▸ Directive:
Transcribe the whole listing below without changing a word, but leave out every image.

Dataset items:
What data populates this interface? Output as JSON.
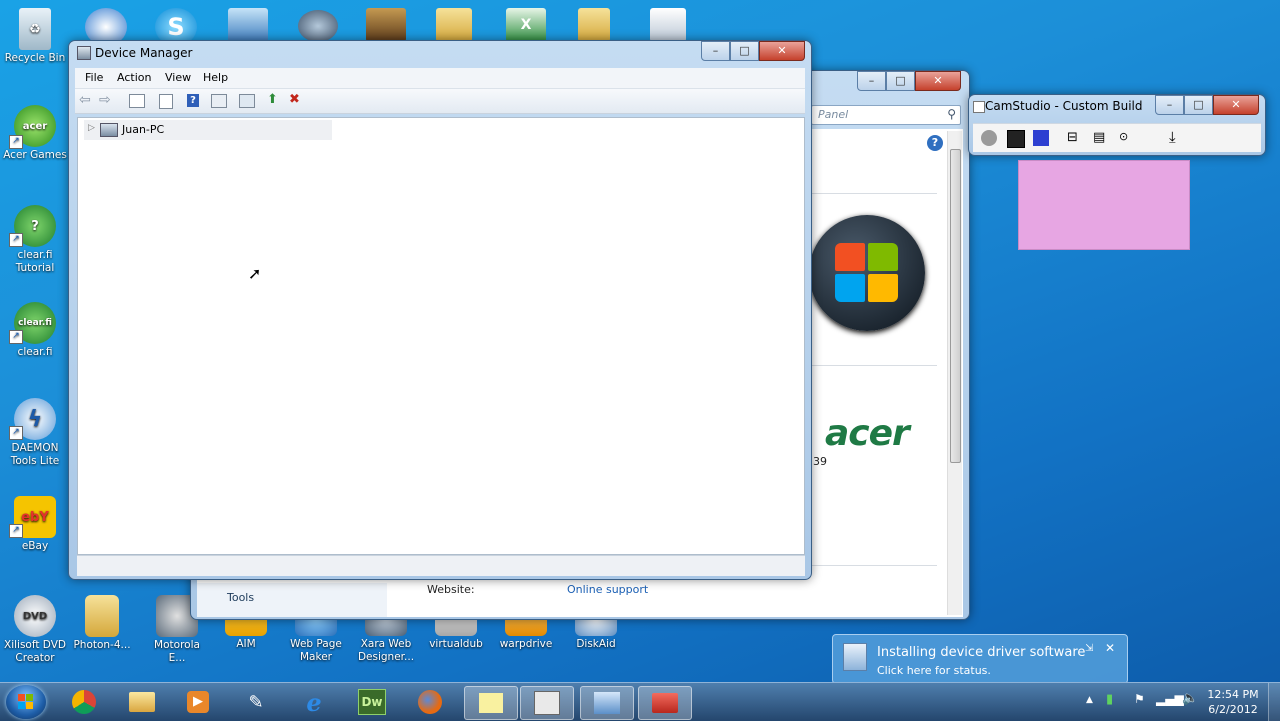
{
  "desktop_icons": [
    {
      "label": "Recycle Bin",
      "icon": "recycle-bin-icon"
    },
    {
      "label": "Acer Games",
      "icon": "acer-games-icon"
    },
    {
      "label": "clear.fi Tutorial",
      "icon": "clearfi-tutorial-icon"
    },
    {
      "label": "clear.fi",
      "icon": "clearfi-icon"
    },
    {
      "label": "DAEMON Tools Lite",
      "icon": "daemon-tools-icon"
    },
    {
      "label": "eBay",
      "icon": "ebay-icon"
    },
    {
      "label": "Xilisoft DVD Creator",
      "icon": "xilisoft-icon"
    },
    {
      "label": "Photon-4...",
      "icon": "folder-icon"
    },
    {
      "label": "Motorola E...",
      "icon": "motorola-icon"
    },
    {
      "label": "AIM",
      "icon": "aim-icon"
    },
    {
      "label": "Web Page Maker",
      "icon": "web-page-maker-icon"
    },
    {
      "label": "Xara Web Designer...",
      "icon": "xara-icon"
    },
    {
      "label": "virtualdub",
      "icon": "virtualdub-icon"
    },
    {
      "label": "warpdrive",
      "icon": "warpdrive-icon"
    },
    {
      "label": "DiskAid",
      "icon": "diskaid-icon"
    }
  ],
  "device_manager": {
    "title": "Device Manager",
    "menu": [
      "File",
      "Action",
      "View",
      "Help"
    ],
    "tree_root": "Juan-PC"
  },
  "system_window": {
    "search_placeholder": "Panel",
    "tools_label": "Tools",
    "website_label": "Website:",
    "website_link": "Online support",
    "brand": "acer",
    "partial_text": "39"
  },
  "camstudio": {
    "title": "CamStudio - Custom Build"
  },
  "notification": {
    "title": "Installing device driver software",
    "subtitle": "Click here for status."
  },
  "taskbar": {
    "time": "12:54 PM",
    "date": "6/2/2012",
    "dw_label": "Dw"
  },
  "colors": {
    "desktop": "#1c8fd8",
    "taskbar": "#2f5a86",
    "sticky": "#e6a4e2"
  }
}
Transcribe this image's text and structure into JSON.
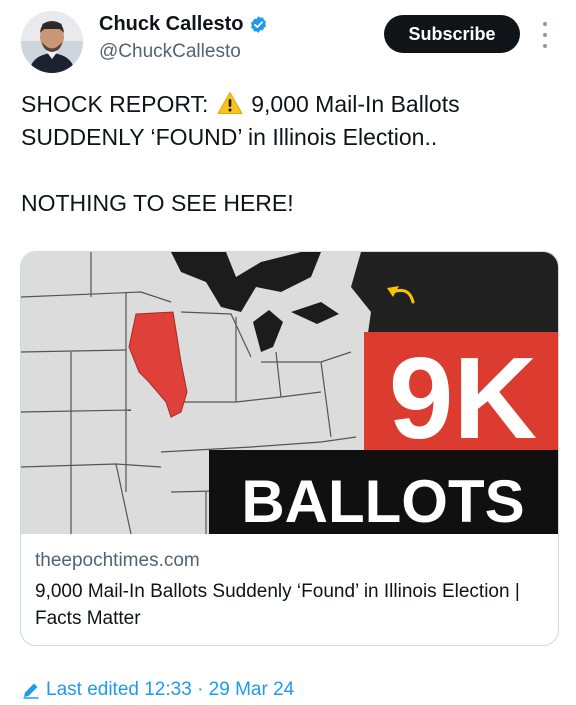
{
  "author": {
    "name": "Chuck Callesto",
    "handle": "@ChuckCallesto",
    "verified": true
  },
  "actions": {
    "subscribe_label": "Subscribe"
  },
  "tweet": {
    "line1_before_icon": "SHOCK REPORT: ",
    "line1_after_icon": " 9,000 Mail-In Ballots",
    "line2": "SUDDENLY ‘FOUND’ in Illinois Election..",
    "line3": "NOTHING TO SEE HERE!"
  },
  "card": {
    "image_big_text": "9K",
    "image_sub_text": "BALLOTS",
    "domain": "theepochtimes.com",
    "title": "9,000 Mail-In Ballots Suddenly ‘Found’ in Illinois Election | Facts Matter"
  },
  "footer": {
    "edited_label": "Last edited 12:33 · 29 Mar 24"
  },
  "colors": {
    "accent": "#1d9bf0",
    "illinois_red": "#e0403a",
    "banner_red": "#dc3b2f"
  },
  "icons": [
    "verified-badge-icon",
    "more-options-icon",
    "warning-icon",
    "edit-pencil-icon"
  ]
}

▸ Solution for this problem:
What data populates this interface? Output as JSON.
{
  "desktop_icons": [
    {
      "label": "Recycle Bin",
      "icon": "recycle-bin-icon"
    },
    {
      "label": "Acer Games",
      "icon": "acer-games-icon"
    },
    {
      "label": "clear.fi Tutorial",
      "icon": "clearfi-tutorial-icon"
    },
    {
      "label": "clear.fi",
      "icon": "clearfi-icon"
    },
    {
      "label": "DAEMON Tools Lite",
      "icon": "daemon-tools-icon"
    },
    {
      "label": "eBay",
      "icon": "ebay-icon"
    },
    {
      "label": "Xilisoft DVD Creator",
      "icon": "xilisoft-icon"
    },
    {
      "label": "Photon-4...",
      "icon": "folder-icon"
    },
    {
      "label": "Motorola E...",
      "icon": "motorola-icon"
    },
    {
      "label": "AIM",
      "icon": "aim-icon"
    },
    {
      "label": "Web Page Maker",
      "icon": "web-page-maker-icon"
    },
    {
      "label": "Xara Web Designer...",
      "icon": "xara-icon"
    },
    {
      "label": "virtualdub",
      "icon": "virtualdub-icon"
    },
    {
      "label": "warpdrive",
      "icon": "warpdrive-icon"
    },
    {
      "label": "DiskAid",
      "icon": "diskaid-icon"
    }
  ],
  "device_manager": {
    "title": "Device Manager",
    "menu": [
      "File",
      "Action",
      "View",
      "Help"
    ],
    "tree_root": "Juan-PC"
  },
  "system_window": {
    "search_placeholder": "Panel",
    "tools_label": "Tools",
    "website_label": "Website:",
    "website_link": "Online support",
    "brand": "acer",
    "partial_text": "39"
  },
  "camstudio": {
    "title": "CamStudio - Custom Build"
  },
  "notification": {
    "title": "Installing device driver software",
    "subtitle": "Click here for status."
  },
  "taskbar": {
    "time": "12:54 PM",
    "date": "6/2/2012",
    "dw_label": "Dw"
  },
  "colors": {
    "desktop": "#1c8fd8",
    "taskbar": "#2f5a86",
    "sticky": "#e6a4e2"
  }
}
Transcribe this image's text and structure into JSON.
{
  "author": {
    "name": "Chuck Callesto",
    "handle": "@ChuckCallesto",
    "verified": true
  },
  "actions": {
    "subscribe_label": "Subscribe"
  },
  "tweet": {
    "line1_before_icon": "SHOCK REPORT: ",
    "line1_after_icon": " 9,000 Mail-In Ballots",
    "line2": "SUDDENLY ‘FOUND’ in Illinois Election..",
    "line3": "NOTHING TO SEE HERE!"
  },
  "card": {
    "image_big_text": "9K",
    "image_sub_text": "BALLOTS",
    "domain": "theepochtimes.com",
    "title": "9,000 Mail-In Ballots Suddenly ‘Found’ in Illinois Election | Facts Matter"
  },
  "footer": {
    "edited_label": "Last edited 12:33 · 29 Mar 24"
  },
  "colors": {
    "accent": "#1d9bf0",
    "illinois_red": "#e0403a",
    "banner_red": "#dc3b2f"
  },
  "icons": [
    "verified-badge-icon",
    "more-options-icon",
    "warning-icon",
    "edit-pencil-icon"
  ]
}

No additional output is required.